> [Written exercise]
Repeat everything from the start of the items down to the line that contains "search-heading: Search for", including both of those lines.

> [Information supplied]

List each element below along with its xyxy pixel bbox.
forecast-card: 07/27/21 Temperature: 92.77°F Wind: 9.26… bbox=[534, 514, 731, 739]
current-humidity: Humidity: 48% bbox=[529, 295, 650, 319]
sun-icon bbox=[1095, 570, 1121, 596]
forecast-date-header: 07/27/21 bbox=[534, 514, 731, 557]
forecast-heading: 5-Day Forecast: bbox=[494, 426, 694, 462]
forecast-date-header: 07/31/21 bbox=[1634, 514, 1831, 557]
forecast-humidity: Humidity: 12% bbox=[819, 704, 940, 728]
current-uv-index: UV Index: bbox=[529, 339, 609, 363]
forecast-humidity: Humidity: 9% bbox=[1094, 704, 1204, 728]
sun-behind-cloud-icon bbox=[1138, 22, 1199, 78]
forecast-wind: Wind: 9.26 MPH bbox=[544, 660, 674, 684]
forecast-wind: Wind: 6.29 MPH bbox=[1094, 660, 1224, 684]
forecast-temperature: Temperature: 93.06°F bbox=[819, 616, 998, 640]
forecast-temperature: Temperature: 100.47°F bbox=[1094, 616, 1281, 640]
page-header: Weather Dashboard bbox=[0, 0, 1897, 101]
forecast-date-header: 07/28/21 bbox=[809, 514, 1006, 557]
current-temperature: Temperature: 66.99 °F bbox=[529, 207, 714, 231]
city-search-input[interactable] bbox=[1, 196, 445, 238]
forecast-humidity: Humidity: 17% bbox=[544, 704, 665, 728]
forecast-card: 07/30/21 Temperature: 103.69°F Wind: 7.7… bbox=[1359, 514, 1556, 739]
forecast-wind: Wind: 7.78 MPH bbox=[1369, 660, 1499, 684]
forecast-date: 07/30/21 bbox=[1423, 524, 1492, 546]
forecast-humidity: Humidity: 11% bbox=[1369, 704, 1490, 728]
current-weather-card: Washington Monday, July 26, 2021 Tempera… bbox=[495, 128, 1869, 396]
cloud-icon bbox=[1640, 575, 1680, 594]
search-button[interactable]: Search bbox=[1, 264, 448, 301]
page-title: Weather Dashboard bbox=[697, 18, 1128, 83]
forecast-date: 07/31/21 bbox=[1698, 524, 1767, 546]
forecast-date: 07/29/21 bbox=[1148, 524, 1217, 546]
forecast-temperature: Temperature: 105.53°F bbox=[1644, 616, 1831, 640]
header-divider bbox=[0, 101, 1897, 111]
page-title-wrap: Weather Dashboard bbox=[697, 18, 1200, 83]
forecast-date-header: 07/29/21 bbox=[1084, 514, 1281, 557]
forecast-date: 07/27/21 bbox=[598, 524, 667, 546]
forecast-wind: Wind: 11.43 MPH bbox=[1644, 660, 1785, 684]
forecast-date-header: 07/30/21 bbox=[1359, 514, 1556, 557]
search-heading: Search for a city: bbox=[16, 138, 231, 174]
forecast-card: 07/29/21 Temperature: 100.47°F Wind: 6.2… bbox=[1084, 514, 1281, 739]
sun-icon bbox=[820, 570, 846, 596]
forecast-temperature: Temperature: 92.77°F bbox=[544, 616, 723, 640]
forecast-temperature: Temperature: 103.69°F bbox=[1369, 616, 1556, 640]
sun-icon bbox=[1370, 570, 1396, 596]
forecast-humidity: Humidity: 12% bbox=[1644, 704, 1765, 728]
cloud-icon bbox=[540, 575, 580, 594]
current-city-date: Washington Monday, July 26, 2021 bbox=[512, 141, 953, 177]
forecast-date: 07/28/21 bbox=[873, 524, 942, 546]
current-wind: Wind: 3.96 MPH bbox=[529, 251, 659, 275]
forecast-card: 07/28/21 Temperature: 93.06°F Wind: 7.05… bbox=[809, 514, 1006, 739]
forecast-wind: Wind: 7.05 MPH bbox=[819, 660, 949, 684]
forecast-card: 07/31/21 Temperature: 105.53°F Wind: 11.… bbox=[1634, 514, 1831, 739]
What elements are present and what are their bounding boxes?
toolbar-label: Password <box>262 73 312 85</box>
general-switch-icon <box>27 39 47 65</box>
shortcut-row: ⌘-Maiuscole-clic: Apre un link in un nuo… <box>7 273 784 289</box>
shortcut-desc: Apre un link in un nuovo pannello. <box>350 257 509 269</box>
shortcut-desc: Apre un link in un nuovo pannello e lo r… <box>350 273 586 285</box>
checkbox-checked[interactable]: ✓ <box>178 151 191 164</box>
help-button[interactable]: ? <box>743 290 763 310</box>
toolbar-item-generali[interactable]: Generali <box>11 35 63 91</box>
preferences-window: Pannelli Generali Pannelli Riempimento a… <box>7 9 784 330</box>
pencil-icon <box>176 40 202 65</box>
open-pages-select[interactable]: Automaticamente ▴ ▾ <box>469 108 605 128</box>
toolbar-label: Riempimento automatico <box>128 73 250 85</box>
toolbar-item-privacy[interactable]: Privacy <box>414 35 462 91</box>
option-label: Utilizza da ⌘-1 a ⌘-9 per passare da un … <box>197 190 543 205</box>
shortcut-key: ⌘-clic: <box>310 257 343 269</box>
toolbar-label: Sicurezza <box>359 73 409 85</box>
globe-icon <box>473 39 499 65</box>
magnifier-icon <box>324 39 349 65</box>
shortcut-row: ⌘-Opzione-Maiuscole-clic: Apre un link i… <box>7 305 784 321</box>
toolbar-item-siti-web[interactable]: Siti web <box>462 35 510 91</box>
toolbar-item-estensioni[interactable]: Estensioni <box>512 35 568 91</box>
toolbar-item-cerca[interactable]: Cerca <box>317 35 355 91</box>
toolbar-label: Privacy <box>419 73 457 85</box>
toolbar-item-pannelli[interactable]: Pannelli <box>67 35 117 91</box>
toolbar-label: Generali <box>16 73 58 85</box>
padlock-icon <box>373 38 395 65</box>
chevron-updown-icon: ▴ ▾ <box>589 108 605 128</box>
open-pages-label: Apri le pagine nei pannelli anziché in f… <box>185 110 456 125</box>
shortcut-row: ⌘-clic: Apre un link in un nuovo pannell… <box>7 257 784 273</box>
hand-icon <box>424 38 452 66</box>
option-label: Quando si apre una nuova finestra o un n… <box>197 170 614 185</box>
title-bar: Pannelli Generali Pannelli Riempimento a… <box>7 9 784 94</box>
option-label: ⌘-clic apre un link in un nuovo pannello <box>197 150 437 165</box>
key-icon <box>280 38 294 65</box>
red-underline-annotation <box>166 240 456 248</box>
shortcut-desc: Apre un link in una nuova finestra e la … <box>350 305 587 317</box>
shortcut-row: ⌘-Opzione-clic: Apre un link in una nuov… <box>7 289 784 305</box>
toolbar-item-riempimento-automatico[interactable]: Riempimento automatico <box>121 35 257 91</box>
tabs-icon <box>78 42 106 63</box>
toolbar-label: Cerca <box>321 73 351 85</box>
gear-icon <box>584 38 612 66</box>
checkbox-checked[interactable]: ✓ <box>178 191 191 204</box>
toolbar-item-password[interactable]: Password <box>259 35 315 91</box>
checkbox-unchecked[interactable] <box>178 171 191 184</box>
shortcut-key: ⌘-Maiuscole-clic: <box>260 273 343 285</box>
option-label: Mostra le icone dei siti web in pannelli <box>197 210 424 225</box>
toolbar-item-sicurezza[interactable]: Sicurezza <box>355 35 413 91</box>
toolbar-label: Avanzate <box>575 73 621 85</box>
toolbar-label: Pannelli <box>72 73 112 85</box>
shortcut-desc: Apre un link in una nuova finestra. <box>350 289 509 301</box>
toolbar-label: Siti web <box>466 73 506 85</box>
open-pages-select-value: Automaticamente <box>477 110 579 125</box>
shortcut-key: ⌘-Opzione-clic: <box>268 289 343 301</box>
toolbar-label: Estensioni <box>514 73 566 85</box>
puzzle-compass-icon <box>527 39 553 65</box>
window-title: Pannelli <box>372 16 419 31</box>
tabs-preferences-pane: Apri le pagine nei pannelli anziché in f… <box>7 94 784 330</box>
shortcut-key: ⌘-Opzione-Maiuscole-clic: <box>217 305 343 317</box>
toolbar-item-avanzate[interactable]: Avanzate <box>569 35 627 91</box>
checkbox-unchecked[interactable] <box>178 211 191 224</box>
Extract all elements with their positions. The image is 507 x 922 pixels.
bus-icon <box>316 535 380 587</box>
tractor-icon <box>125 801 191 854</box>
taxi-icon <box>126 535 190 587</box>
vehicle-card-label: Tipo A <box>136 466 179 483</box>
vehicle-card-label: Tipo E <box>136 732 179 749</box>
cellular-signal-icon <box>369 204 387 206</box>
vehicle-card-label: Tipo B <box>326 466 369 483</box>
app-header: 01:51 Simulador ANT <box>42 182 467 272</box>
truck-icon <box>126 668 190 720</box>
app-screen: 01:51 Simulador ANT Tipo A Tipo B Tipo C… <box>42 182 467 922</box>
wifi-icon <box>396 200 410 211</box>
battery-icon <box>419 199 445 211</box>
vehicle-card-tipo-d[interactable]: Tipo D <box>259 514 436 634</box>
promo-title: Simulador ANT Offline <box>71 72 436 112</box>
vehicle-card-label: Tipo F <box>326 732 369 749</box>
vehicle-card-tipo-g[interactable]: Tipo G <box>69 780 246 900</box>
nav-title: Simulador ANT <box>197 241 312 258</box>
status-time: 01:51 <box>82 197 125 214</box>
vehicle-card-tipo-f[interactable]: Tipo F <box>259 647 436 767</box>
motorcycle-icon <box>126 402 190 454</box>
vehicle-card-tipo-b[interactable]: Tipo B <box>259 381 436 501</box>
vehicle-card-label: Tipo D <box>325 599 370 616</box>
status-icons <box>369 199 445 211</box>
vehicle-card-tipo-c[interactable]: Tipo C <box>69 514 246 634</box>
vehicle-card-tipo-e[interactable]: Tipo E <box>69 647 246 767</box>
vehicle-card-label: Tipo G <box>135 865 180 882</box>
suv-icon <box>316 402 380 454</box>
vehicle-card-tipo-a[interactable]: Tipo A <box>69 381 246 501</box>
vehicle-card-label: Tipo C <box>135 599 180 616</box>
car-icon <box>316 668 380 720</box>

> [Full solution]
List each element below along with its xyxy pixel bbox.
forecast-card: 07/27/21 Temperature: 92.77°F Wind: 9.26… bbox=[534, 514, 731, 739]
current-humidity: Humidity: 48% bbox=[529, 295, 650, 319]
sun-icon bbox=[1095, 570, 1121, 596]
forecast-date-header: 07/27/21 bbox=[534, 514, 731, 557]
forecast-heading: 5-Day Forecast: bbox=[494, 426, 694, 462]
forecast-date-header: 07/31/21 bbox=[1634, 514, 1831, 557]
forecast-humidity: Humidity: 12% bbox=[819, 704, 940, 728]
current-uv-index: UV Index: bbox=[529, 339, 609, 363]
forecast-humidity: Humidity: 9% bbox=[1094, 704, 1204, 728]
sun-behind-cloud-icon bbox=[1138, 22, 1199, 78]
forecast-wind: Wind: 9.26 MPH bbox=[544, 660, 674, 684]
forecast-wind: Wind: 6.29 MPH bbox=[1094, 660, 1224, 684]
forecast-temperature: Temperature: 93.06°F bbox=[819, 616, 998, 640]
forecast-temperature: Temperature: 100.47°F bbox=[1094, 616, 1281, 640]
page-header: Weather Dashboard bbox=[0, 0, 1897, 101]
forecast-date-header: 07/28/21 bbox=[809, 514, 1006, 557]
current-temperature: Temperature: 66.99 °F bbox=[529, 207, 714, 231]
city-search-input[interactable] bbox=[1, 196, 445, 238]
forecast-humidity: Humidity: 17% bbox=[544, 704, 665, 728]
forecast-card: 07/30/21 Temperature: 103.69°F Wind: 7.7… bbox=[1359, 514, 1556, 739]
forecast-wind: Wind: 7.78 MPH bbox=[1369, 660, 1499, 684]
forecast-date: 07/30/21 bbox=[1423, 524, 1492, 546]
forecast-humidity: Humidity: 11% bbox=[1369, 704, 1490, 728]
current-weather-card: Washington Monday, July 26, 2021 Tempera… bbox=[495, 128, 1869, 396]
cloud-icon bbox=[1640, 575, 1680, 594]
search-button[interactable]: Search bbox=[1, 264, 448, 301]
page-title: Weather Dashboard bbox=[697, 18, 1128, 83]
forecast-date: 07/31/21 bbox=[1698, 524, 1767, 546]
forecast-date: 07/29/21 bbox=[1148, 524, 1217, 546]
forecast-temperature: Temperature: 105.53°F bbox=[1644, 616, 1831, 640]
header-divider bbox=[0, 101, 1897, 111]
page-title-wrap: Weather Dashboard bbox=[697, 18, 1200, 83]
forecast-date-header: 07/29/21 bbox=[1084, 514, 1281, 557]
forecast-date: 07/27/21 bbox=[598, 524, 667, 546]
forecast-wind: Wind: 11.43 MPH bbox=[1644, 660, 1785, 684]
forecast-date-header: 07/30/21 bbox=[1359, 514, 1556, 557]
search-heading: Search for a city: bbox=[16, 138, 231, 174]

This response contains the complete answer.